Lines of data
● ● ● ● ●
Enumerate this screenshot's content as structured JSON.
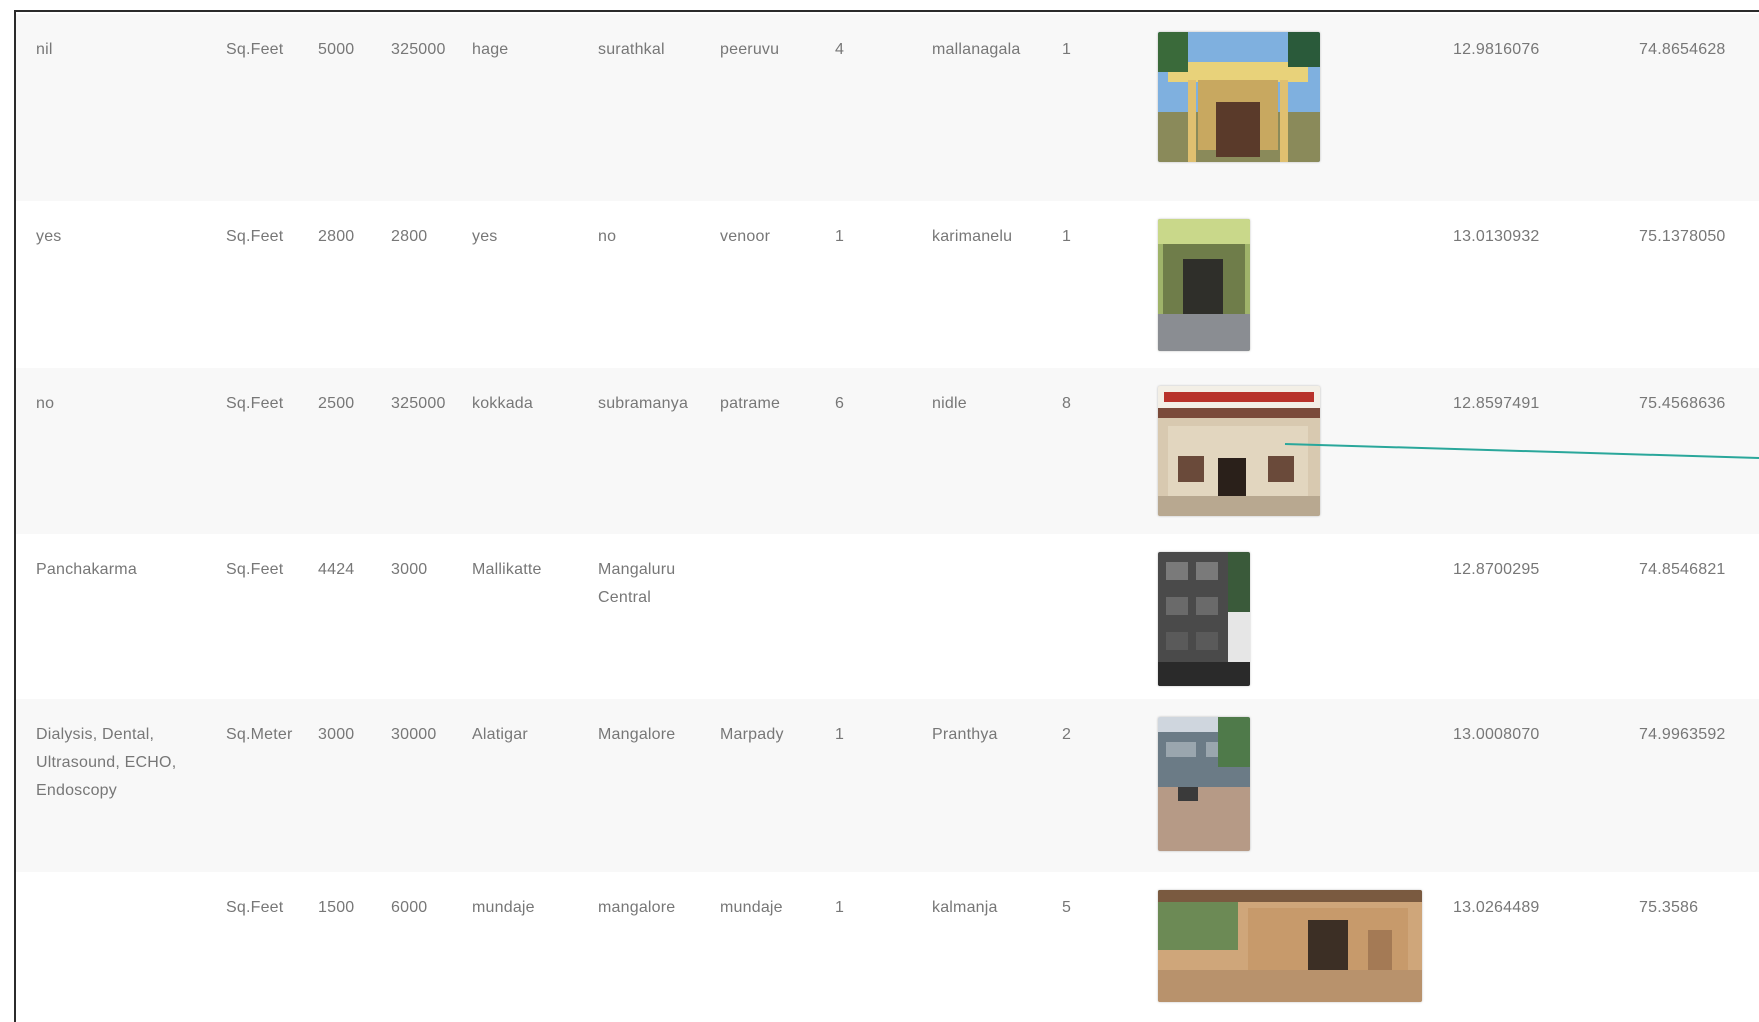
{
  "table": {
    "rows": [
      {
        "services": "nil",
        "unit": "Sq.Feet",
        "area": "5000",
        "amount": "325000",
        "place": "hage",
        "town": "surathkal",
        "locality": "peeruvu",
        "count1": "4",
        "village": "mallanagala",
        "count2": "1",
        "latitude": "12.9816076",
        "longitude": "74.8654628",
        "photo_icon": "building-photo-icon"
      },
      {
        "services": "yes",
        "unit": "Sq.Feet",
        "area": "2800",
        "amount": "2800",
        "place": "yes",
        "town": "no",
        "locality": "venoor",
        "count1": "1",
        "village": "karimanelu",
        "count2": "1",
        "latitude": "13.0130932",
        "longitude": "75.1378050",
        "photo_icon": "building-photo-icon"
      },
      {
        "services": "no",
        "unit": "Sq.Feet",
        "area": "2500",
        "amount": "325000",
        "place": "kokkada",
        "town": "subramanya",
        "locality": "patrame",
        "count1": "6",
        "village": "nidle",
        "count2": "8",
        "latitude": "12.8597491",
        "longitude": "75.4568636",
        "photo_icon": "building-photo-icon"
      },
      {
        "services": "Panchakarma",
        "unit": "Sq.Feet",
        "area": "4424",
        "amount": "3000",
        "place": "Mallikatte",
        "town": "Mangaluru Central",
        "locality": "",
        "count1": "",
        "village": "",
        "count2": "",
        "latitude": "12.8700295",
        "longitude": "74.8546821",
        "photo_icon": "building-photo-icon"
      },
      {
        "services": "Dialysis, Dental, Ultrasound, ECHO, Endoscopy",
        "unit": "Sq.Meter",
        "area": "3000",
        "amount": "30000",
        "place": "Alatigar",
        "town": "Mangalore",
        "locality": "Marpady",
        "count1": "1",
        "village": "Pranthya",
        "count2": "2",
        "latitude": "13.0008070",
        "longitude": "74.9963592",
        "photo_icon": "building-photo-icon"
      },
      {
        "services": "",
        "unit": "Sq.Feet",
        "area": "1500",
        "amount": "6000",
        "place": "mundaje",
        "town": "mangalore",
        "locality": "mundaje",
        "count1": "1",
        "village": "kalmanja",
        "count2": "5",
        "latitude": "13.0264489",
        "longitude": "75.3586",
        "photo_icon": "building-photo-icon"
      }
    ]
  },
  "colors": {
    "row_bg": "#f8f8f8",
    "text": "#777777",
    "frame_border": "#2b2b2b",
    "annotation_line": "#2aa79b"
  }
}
● ● ● ● ●
WRITTEN TASK:
All the records need to be repeated exactly, with the images dropped.

RESULT:
Enumerate this screenshot's content as structured JSON.
{
  "table": {
    "rows": [
      {
        "services": "nil",
        "unit": "Sq.Feet",
        "area": "5000",
        "amount": "325000",
        "place": "hage",
        "town": "surathkal",
        "locality": "peeruvu",
        "count1": "4",
        "village": "mallanagala",
        "count2": "1",
        "latitude": "12.9816076",
        "longitude": "74.8654628",
        "photo_icon": "building-photo-icon"
      },
      {
        "services": "yes",
        "unit": "Sq.Feet",
        "area": "2800",
        "amount": "2800",
        "place": "yes",
        "town": "no",
        "locality": "venoor",
        "count1": "1",
        "village": "karimanelu",
        "count2": "1",
        "latitude": "13.0130932",
        "longitude": "75.1378050",
        "photo_icon": "building-photo-icon"
      },
      {
        "services": "no",
        "unit": "Sq.Feet",
        "area": "2500",
        "amount": "325000",
        "place": "kokkada",
        "town": "subramanya",
        "locality": "patrame",
        "count1": "6",
        "village": "nidle",
        "count2": "8",
        "latitude": "12.8597491",
        "longitude": "75.4568636",
        "photo_icon": "building-photo-icon"
      },
      {
        "services": "Panchakarma",
        "unit": "Sq.Feet",
        "area": "4424",
        "amount": "3000",
        "place": "Mallikatte",
        "town": "Mangaluru Central",
        "locality": "",
        "count1": "",
        "village": "",
        "count2": "",
        "latitude": "12.8700295",
        "longitude": "74.8546821",
        "photo_icon": "building-photo-icon"
      },
      {
        "services": "Dialysis, Dental, Ultrasound, ECHO, Endoscopy",
        "unit": "Sq.Meter",
        "area": "3000",
        "amount": "30000",
        "place": "Alatigar",
        "town": "Mangalore",
        "locality": "Marpady",
        "count1": "1",
        "village": "Pranthya",
        "count2": "2",
        "latitude": "13.0008070",
        "longitude": "74.9963592",
        "photo_icon": "building-photo-icon"
      },
      {
        "services": "",
        "unit": "Sq.Feet",
        "area": "1500",
        "amount": "6000",
        "place": "mundaje",
        "town": "mangalore",
        "locality": "mundaje",
        "count1": "1",
        "village": "kalmanja",
        "count2": "5",
        "latitude": "13.0264489",
        "longitude": "75.3586",
        "photo_icon": "building-photo-icon"
      }
    ]
  },
  "colors": {
    "row_bg": "#f8f8f8",
    "text": "#777777",
    "frame_border": "#2b2b2b",
    "annotation_line": "#2aa79b"
  }
}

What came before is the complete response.